Direction
Can you write out the whole listing exactly?
=======
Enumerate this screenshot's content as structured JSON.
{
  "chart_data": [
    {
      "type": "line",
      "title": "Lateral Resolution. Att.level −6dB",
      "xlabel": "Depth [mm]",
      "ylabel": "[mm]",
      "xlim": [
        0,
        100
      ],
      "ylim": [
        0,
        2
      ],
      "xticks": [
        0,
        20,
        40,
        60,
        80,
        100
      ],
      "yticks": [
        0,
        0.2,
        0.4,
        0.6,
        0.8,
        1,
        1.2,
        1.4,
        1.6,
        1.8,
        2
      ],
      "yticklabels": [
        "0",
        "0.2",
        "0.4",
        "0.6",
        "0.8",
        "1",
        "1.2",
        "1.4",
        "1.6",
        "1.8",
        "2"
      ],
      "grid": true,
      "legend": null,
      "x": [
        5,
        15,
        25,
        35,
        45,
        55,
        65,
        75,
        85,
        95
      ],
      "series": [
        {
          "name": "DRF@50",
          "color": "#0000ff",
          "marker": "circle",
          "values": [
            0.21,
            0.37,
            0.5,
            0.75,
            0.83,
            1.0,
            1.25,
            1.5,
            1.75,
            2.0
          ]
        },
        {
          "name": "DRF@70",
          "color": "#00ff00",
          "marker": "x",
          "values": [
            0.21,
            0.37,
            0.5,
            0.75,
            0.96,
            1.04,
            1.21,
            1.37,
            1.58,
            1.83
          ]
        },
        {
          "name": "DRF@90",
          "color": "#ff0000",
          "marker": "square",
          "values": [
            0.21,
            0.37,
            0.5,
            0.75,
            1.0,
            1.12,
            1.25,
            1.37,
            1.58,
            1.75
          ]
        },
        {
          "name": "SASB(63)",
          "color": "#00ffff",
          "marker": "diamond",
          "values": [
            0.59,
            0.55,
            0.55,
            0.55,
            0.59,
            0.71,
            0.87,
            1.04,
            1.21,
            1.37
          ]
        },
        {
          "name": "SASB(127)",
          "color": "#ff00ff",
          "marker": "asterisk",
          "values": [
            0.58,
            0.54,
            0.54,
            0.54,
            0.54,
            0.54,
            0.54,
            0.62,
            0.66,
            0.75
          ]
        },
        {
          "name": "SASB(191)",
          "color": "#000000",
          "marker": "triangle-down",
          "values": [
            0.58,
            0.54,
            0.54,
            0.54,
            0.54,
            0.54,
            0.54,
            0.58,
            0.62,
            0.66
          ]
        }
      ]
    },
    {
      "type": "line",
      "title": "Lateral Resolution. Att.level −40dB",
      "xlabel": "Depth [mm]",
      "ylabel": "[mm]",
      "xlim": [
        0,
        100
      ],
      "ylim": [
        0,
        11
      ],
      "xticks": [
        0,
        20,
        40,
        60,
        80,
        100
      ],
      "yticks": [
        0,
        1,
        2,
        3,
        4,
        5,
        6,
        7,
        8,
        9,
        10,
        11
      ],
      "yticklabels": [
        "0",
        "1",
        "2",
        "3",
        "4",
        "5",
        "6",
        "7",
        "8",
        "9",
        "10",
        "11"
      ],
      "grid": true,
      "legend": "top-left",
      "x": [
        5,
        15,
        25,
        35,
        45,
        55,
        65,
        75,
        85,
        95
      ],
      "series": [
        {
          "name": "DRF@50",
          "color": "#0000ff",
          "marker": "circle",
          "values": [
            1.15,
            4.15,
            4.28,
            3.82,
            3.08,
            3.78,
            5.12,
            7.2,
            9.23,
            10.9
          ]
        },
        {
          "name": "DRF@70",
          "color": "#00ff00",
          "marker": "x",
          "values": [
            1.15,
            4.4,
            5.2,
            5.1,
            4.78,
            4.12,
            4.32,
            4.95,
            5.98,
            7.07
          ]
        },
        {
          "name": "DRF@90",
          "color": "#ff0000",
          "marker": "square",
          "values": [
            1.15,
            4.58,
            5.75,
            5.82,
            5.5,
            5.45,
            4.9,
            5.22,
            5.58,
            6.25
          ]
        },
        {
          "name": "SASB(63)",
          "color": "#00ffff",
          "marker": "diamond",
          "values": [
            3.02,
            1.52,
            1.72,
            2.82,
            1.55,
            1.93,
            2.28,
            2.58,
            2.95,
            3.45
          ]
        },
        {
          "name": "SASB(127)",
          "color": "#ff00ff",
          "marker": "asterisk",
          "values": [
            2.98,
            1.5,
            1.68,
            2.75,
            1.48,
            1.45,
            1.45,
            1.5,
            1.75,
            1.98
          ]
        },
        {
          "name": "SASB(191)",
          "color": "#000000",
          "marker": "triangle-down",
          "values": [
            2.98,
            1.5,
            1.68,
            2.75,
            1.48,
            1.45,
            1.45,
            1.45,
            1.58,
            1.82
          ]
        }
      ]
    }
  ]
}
=======
Task answer
Enumerate this screenshot's content as structured JSON.
{
  "chart_data": [
    {
      "type": "line",
      "title": "Lateral Resolution. Att.level −6dB",
      "xlabel": "Depth [mm]",
      "ylabel": "[mm]",
      "xlim": [
        0,
        100
      ],
      "ylim": [
        0,
        2
      ],
      "xticks": [
        0,
        20,
        40,
        60,
        80,
        100
      ],
      "yticks": [
        0,
        0.2,
        0.4,
        0.6,
        0.8,
        1,
        1.2,
        1.4,
        1.6,
        1.8,
        2
      ],
      "yticklabels": [
        "0",
        "0.2",
        "0.4",
        "0.6",
        "0.8",
        "1",
        "1.2",
        "1.4",
        "1.6",
        "1.8",
        "2"
      ],
      "grid": true,
      "legend": null,
      "x": [
        5,
        15,
        25,
        35,
        45,
        55,
        65,
        75,
        85,
        95
      ],
      "series": [
        {
          "name": "DRF@50",
          "color": "#0000ff",
          "marker": "circle",
          "values": [
            0.21,
            0.37,
            0.5,
            0.75,
            0.83,
            1.0,
            1.25,
            1.5,
            1.75,
            2.0
          ]
        },
        {
          "name": "DRF@70",
          "color": "#00ff00",
          "marker": "x",
          "values": [
            0.21,
            0.37,
            0.5,
            0.75,
            0.96,
            1.04,
            1.21,
            1.37,
            1.58,
            1.83
          ]
        },
        {
          "name": "DRF@90",
          "color": "#ff0000",
          "marker": "square",
          "values": [
            0.21,
            0.37,
            0.5,
            0.75,
            1.0,
            1.12,
            1.25,
            1.37,
            1.58,
            1.75
          ]
        },
        {
          "name": "SASB(63)",
          "color": "#00ffff",
          "marker": "diamond",
          "values": [
            0.59,
            0.55,
            0.55,
            0.55,
            0.59,
            0.71,
            0.87,
            1.04,
            1.21,
            1.37
          ]
        },
        {
          "name": "SASB(127)",
          "color": "#ff00ff",
          "marker": "asterisk",
          "values": [
            0.58,
            0.54,
            0.54,
            0.54,
            0.54,
            0.54,
            0.54,
            0.62,
            0.66,
            0.75
          ]
        },
        {
          "name": "SASB(191)",
          "color": "#000000",
          "marker": "triangle-down",
          "values": [
            0.58,
            0.54,
            0.54,
            0.54,
            0.54,
            0.54,
            0.54,
            0.58,
            0.62,
            0.66
          ]
        }
      ]
    },
    {
      "type": "line",
      "title": "Lateral Resolution. Att.level −40dB",
      "xlabel": "Depth [mm]",
      "ylabel": "[mm]",
      "xlim": [
        0,
        100
      ],
      "ylim": [
        0,
        11
      ],
      "xticks": [
        0,
        20,
        40,
        60,
        80,
        100
      ],
      "yticks": [
        0,
        1,
        2,
        3,
        4,
        5,
        6,
        7,
        8,
        9,
        10,
        11
      ],
      "yticklabels": [
        "0",
        "1",
        "2",
        "3",
        "4",
        "5",
        "6",
        "7",
        "8",
        "9",
        "10",
        "11"
      ],
      "grid": true,
      "legend": "top-left",
      "x": [
        5,
        15,
        25,
        35,
        45,
        55,
        65,
        75,
        85,
        95
      ],
      "series": [
        {
          "name": "DRF@50",
          "color": "#0000ff",
          "marker": "circle",
          "values": [
            1.15,
            4.15,
            4.28,
            3.82,
            3.08,
            3.78,
            5.12,
            7.2,
            9.23,
            10.9
          ]
        },
        {
          "name": "DRF@70",
          "color": "#00ff00",
          "marker": "x",
          "values": [
            1.15,
            4.4,
            5.2,
            5.1,
            4.78,
            4.12,
            4.32,
            4.95,
            5.98,
            7.07
          ]
        },
        {
          "name": "DRF@90",
          "color": "#ff0000",
          "marker": "square",
          "values": [
            1.15,
            4.58,
            5.75,
            5.82,
            5.5,
            5.45,
            4.9,
            5.22,
            5.58,
            6.25
          ]
        },
        {
          "name": "SASB(63)",
          "color": "#00ffff",
          "marker": "diamond",
          "values": [
            3.02,
            1.52,
            1.72,
            2.82,
            1.55,
            1.93,
            2.28,
            2.58,
            2.95,
            3.45
          ]
        },
        {
          "name": "SASB(127)",
          "color": "#ff00ff",
          "marker": "asterisk",
          "values": [
            2.98,
            1.5,
            1.68,
            2.75,
            1.48,
            1.45,
            1.45,
            1.5,
            1.75,
            1.98
          ]
        },
        {
          "name": "SASB(191)",
          "color": "#000000",
          "marker": "triangle-down",
          "values": [
            2.98,
            1.5,
            1.68,
            2.75,
            1.48,
            1.45,
            1.45,
            1.45,
            1.58,
            1.82
          ]
        }
      ]
    }
  ]
}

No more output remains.